**Your instructions**
Copy out the part of the divorce discussion that opens with the words containing "stillafool Posted September" and closes with "speak for themselves.", substituting "communication" for "contact".

**Document**
DSVET9091 Posted September 30, 2011 Posted September 30, 2011 Ok long story short I've been divorced now almost 2 yrs, ex husband decided to have a long term affair with my so called friend than married her this summer after he knew nobody would want him as a cheater. She hates me and trust me my feelings toward her are mutual and my ex isn't allowed to talk to me. Last weekend he had the kids and he took my son to the emergency room he was sick, you would think he would tell me this through email or text but no he didn't. Today I took my son to the emergency room unaware of his trip Sunday, I have to pay all copays so now I'm stuck paying both of those bills. Last night my daughter had a hugh fight with her dad on the phone and he called me bitching me out saying I put her up to this and I was unaware of her call to her dad. Called me an unfit mother and he's gonna take me back to court for full custody and so on.... I hung up on him. Today I sent him and email and a pleasant one asking him what the Dr. had said about our son Sunday and he blocked my emails and my texts. I can't send him regular mail she doesn't work so when the mail comes she throws anything that address to him from me away. Now who's the unfit parent he has very little to do with his kids. See's them every other weekend and thats it and half of the time the kids don't want to go. They don't like his new wife because of the way he treats me and she runs me down. The kids are 14 & 12 my 18 has disowned him. What do I do in a case like this? Frustrated to the max.
stillafool Posted September 30, 2011 Posted September 30, 2011 Unfortunately there is nothing (I think) you can do. Sorry about the mess he and your so called friend made of you and the kids life. Lucky your children are almost grown and you won't have to deal with him much longer. I would try to have as little contact as possible with him since your kids are of an age they can speak for themselves.

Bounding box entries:
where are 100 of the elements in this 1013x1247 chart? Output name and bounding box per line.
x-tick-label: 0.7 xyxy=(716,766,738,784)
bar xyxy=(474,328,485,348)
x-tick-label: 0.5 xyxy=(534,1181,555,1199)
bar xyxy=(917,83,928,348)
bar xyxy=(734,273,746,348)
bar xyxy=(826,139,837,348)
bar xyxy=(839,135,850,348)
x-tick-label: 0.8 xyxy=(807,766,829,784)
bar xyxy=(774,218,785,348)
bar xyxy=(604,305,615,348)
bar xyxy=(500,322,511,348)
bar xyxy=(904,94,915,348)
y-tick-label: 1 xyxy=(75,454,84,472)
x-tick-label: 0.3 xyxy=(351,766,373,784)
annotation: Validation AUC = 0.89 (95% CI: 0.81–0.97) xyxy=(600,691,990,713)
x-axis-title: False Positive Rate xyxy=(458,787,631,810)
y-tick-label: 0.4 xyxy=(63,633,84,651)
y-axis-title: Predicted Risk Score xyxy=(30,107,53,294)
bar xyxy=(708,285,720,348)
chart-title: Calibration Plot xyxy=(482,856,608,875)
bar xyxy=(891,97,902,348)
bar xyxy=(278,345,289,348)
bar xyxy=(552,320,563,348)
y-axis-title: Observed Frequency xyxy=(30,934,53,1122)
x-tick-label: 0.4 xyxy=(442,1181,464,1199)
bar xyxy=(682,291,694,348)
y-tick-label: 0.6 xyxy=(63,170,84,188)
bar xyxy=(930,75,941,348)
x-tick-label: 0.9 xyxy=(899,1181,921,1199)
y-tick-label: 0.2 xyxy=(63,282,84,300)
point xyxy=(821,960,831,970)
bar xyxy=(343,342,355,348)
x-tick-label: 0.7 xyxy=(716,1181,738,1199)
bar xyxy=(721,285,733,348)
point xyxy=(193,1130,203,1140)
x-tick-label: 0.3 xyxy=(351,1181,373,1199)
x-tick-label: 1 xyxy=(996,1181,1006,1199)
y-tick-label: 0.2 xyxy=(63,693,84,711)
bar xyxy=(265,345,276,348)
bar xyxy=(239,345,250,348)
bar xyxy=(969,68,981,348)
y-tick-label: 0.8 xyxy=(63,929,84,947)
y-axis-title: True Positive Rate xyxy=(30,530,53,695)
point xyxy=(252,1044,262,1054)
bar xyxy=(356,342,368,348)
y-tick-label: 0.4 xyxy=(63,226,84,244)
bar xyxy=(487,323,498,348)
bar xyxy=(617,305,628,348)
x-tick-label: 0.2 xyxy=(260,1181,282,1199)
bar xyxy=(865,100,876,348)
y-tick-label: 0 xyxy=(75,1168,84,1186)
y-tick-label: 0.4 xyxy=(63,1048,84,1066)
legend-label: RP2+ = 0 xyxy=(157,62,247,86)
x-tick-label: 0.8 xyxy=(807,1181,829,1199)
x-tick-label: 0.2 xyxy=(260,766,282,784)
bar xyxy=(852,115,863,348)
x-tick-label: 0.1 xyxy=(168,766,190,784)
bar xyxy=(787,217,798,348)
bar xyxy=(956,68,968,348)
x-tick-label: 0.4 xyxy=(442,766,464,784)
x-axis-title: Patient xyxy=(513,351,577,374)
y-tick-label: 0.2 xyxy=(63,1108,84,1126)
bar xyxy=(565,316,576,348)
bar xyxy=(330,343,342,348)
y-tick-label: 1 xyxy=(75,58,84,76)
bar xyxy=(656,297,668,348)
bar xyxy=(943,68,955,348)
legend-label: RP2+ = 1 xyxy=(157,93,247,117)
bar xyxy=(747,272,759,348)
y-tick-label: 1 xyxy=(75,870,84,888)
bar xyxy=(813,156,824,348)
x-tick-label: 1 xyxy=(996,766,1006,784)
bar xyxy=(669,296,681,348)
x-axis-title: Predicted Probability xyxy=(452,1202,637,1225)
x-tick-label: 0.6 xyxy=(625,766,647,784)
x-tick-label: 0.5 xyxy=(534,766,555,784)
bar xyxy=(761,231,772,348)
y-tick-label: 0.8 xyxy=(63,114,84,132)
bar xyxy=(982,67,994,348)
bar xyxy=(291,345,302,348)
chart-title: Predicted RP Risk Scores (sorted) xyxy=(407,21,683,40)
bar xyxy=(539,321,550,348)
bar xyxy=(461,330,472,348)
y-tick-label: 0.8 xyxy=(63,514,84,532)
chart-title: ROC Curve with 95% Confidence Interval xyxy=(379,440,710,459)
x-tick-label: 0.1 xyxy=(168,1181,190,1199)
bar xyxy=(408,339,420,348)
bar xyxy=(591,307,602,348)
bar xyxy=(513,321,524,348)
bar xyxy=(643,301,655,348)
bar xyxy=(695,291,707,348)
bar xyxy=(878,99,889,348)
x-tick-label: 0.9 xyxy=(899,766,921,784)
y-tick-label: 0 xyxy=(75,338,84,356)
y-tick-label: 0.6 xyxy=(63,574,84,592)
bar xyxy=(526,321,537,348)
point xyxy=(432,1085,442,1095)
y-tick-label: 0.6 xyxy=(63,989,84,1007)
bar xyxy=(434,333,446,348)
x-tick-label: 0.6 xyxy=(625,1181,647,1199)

**Correct result**
stillafool Posted September 30, 2011 Posted September 30, 2011 Unfortunately there is nothing (I think) you can do. Sorry about the mess he and your so called friend made of you and the kids life. Lucky your children are almost grown and you won't have to deal with him much longer. I would try to have as little communication as possible with him since your kids are of an age they can speak for themselves.